▶ _WHAT TO WORK ON_:
Please reproduce the listing verbatim, from its first line up to and including the line that contains "Text: catalysts [12–14].".

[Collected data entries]
'''

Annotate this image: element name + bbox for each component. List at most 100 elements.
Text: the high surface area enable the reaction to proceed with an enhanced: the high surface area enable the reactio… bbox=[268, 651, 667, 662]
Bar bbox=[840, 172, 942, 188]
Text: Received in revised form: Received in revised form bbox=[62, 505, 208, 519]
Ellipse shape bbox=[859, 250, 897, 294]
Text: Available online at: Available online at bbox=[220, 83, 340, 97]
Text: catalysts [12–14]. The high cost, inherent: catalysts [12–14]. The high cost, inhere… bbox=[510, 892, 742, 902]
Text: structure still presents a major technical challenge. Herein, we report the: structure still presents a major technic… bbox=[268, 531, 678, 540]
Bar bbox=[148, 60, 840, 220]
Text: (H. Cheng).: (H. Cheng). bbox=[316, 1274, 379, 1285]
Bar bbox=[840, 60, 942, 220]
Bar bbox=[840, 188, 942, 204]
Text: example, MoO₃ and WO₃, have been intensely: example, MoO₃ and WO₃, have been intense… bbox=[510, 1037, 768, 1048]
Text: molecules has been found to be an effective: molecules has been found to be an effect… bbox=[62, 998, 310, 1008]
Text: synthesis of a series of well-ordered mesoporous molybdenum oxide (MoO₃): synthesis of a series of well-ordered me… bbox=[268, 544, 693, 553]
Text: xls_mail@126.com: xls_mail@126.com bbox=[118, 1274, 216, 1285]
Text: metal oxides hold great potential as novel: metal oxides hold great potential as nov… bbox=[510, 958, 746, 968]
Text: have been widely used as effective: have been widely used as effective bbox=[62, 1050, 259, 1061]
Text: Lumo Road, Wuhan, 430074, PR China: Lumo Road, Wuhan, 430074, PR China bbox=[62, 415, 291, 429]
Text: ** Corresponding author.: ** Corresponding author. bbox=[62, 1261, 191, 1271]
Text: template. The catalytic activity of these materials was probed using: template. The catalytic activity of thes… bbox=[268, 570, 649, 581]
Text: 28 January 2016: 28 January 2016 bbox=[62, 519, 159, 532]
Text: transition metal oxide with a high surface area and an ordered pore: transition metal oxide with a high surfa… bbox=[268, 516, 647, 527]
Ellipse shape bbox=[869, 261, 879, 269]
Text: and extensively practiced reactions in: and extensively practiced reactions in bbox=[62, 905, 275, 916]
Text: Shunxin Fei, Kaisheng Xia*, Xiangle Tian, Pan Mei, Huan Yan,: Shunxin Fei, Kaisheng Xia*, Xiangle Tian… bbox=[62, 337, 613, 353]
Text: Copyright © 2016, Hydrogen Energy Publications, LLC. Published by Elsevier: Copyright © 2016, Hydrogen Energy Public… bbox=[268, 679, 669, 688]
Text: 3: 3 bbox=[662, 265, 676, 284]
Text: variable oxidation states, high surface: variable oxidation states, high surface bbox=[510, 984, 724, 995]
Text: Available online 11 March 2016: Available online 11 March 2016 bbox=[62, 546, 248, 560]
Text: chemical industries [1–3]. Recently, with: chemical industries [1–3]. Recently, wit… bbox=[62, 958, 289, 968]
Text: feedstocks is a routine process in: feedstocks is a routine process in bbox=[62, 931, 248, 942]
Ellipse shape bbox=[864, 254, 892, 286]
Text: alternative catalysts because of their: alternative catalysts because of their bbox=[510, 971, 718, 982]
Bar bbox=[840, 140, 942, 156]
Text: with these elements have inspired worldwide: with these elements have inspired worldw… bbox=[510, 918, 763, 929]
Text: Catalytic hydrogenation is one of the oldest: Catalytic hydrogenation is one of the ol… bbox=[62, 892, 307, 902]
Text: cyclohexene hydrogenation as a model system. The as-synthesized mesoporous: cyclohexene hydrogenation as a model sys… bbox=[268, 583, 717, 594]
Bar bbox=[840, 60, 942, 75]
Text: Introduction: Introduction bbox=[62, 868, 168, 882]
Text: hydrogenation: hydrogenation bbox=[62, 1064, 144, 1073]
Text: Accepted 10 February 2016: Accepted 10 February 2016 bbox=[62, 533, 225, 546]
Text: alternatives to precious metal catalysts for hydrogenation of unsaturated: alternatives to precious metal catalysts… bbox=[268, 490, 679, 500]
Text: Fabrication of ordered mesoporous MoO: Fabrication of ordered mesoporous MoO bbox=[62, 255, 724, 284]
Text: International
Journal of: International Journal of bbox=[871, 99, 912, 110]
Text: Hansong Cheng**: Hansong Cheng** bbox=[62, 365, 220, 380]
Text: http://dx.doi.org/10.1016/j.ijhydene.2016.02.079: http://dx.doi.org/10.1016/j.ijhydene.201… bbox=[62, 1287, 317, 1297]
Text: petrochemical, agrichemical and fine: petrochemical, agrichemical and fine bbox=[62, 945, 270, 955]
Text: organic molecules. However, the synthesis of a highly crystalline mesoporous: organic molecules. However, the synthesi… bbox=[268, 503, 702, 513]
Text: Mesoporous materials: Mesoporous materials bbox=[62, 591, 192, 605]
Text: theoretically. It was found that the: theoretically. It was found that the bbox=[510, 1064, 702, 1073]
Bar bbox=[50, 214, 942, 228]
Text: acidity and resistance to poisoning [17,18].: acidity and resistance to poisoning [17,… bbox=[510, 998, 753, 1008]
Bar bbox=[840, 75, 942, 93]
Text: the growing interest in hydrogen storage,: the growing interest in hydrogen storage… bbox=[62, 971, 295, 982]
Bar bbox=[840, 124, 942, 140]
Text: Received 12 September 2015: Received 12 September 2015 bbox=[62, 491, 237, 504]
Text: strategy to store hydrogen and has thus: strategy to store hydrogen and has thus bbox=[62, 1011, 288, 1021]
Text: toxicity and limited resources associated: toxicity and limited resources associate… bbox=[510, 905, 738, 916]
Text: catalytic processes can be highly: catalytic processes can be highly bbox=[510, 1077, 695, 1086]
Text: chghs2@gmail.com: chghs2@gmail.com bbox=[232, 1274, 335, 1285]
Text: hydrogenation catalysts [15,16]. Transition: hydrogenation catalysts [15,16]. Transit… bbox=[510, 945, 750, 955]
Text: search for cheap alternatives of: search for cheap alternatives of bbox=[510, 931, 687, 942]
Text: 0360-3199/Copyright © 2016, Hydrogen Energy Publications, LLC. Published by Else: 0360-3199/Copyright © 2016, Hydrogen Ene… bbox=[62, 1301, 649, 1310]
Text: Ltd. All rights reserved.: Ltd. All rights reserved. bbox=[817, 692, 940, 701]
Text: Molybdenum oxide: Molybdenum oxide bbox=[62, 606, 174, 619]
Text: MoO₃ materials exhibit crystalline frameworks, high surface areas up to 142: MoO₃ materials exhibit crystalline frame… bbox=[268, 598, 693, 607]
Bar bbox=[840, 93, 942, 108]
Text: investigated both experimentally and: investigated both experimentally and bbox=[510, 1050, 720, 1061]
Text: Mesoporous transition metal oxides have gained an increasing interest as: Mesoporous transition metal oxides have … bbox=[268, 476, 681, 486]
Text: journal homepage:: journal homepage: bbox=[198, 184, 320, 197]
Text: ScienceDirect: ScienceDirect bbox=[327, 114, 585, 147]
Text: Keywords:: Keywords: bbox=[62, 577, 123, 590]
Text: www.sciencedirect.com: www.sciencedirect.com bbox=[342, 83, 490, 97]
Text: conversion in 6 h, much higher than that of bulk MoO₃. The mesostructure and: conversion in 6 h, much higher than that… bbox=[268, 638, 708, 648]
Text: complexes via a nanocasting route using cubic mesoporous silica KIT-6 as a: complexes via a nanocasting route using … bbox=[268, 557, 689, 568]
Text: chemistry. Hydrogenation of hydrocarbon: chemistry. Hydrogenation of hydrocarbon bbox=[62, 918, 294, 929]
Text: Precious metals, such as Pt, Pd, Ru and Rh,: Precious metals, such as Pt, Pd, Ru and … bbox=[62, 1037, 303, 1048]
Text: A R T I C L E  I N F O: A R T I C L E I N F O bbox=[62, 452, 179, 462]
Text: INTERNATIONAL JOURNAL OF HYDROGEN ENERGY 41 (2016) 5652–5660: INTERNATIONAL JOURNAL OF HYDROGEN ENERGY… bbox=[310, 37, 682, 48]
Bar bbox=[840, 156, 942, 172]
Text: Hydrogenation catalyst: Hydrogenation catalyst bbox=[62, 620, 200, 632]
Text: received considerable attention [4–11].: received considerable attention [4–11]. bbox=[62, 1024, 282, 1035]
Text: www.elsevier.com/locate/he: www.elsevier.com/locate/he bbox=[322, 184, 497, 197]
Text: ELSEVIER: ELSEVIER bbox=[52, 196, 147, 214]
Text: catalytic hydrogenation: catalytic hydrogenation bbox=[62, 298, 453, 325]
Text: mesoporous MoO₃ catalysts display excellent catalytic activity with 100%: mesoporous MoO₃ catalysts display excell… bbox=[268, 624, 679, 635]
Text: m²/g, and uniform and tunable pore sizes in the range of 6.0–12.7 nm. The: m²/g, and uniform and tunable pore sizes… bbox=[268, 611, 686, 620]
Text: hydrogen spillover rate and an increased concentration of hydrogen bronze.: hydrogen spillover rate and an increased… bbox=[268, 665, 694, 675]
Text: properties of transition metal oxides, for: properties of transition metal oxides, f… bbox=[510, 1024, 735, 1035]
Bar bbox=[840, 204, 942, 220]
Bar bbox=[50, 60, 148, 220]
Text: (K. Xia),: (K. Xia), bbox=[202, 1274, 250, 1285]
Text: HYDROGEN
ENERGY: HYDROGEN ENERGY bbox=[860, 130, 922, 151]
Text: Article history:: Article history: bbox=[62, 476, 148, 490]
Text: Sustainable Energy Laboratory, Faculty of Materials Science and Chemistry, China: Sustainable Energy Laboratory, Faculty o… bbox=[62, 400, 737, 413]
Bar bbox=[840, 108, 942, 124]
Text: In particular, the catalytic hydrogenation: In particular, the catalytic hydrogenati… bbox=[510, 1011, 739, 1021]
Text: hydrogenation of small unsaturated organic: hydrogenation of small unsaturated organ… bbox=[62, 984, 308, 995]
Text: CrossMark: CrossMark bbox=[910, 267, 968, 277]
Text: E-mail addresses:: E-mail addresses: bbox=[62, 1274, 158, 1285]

'''

▶ _EXERCISE SOLUTION_:
Annotate this image: element name + bbox for each component. List at most 100 elements.
Text: the high surface area enable the reaction to proceed with an enhanced: the high surface area enable the reactio… bbox=[268, 651, 667, 662]
Bar bbox=[840, 172, 942, 188]
Text: Received in revised form: Received in revised form bbox=[62, 505, 208, 519]
Ellipse shape bbox=[859, 250, 897, 294]
Text: Available online at: Available online at bbox=[220, 83, 340, 97]
Text: catalysts [12–14]. The high cost, inherent: catalysts [12–14]. The high cost, inhere… bbox=[510, 892, 742, 902]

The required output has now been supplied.